==== Records provided ====

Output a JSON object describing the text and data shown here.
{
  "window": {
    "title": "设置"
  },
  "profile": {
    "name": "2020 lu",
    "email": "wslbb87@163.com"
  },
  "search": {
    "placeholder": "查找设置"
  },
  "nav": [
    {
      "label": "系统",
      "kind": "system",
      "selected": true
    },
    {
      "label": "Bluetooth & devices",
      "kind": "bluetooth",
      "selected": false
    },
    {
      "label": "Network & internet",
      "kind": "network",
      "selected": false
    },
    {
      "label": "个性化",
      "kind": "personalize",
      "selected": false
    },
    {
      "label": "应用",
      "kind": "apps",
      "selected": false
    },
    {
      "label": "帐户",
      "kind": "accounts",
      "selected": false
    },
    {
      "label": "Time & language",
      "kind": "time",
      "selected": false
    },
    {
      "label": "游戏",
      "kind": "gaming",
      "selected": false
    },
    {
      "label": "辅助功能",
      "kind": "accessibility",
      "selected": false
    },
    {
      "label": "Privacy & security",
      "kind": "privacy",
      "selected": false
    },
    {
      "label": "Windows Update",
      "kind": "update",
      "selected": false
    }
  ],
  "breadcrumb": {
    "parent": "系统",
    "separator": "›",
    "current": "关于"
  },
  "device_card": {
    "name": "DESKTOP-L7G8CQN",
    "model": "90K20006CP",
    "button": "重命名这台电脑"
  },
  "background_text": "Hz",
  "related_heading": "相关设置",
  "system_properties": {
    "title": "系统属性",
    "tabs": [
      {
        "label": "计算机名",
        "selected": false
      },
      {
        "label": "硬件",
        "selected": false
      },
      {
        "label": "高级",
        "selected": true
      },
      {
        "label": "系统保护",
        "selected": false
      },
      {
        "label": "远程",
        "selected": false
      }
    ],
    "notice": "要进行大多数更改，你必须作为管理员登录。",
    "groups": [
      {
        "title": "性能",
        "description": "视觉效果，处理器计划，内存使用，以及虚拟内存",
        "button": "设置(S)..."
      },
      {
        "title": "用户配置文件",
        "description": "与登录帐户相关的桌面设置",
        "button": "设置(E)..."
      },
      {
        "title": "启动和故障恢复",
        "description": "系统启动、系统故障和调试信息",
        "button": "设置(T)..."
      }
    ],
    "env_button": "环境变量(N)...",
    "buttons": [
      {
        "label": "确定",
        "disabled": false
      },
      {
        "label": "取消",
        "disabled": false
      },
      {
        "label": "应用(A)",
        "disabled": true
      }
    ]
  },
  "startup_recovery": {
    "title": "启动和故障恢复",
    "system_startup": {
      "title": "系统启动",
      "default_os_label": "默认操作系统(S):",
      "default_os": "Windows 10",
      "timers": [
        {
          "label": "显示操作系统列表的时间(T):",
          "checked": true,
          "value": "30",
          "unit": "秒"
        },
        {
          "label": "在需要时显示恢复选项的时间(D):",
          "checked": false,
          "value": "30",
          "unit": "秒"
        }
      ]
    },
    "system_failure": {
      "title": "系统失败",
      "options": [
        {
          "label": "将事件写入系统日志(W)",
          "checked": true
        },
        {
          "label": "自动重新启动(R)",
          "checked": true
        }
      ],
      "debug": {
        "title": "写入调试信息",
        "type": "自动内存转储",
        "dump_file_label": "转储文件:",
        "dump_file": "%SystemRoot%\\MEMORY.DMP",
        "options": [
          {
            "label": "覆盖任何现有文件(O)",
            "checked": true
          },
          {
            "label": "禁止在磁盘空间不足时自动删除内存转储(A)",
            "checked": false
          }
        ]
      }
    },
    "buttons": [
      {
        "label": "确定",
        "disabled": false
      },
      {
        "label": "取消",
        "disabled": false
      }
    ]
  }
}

====

» **What this task involves**
Pull out every line above that holds the word "checked".

» **The response**
          "checked": true,
          "checked": false,
          "checked": true
          "checked": true
            "checked": true
            "checked": false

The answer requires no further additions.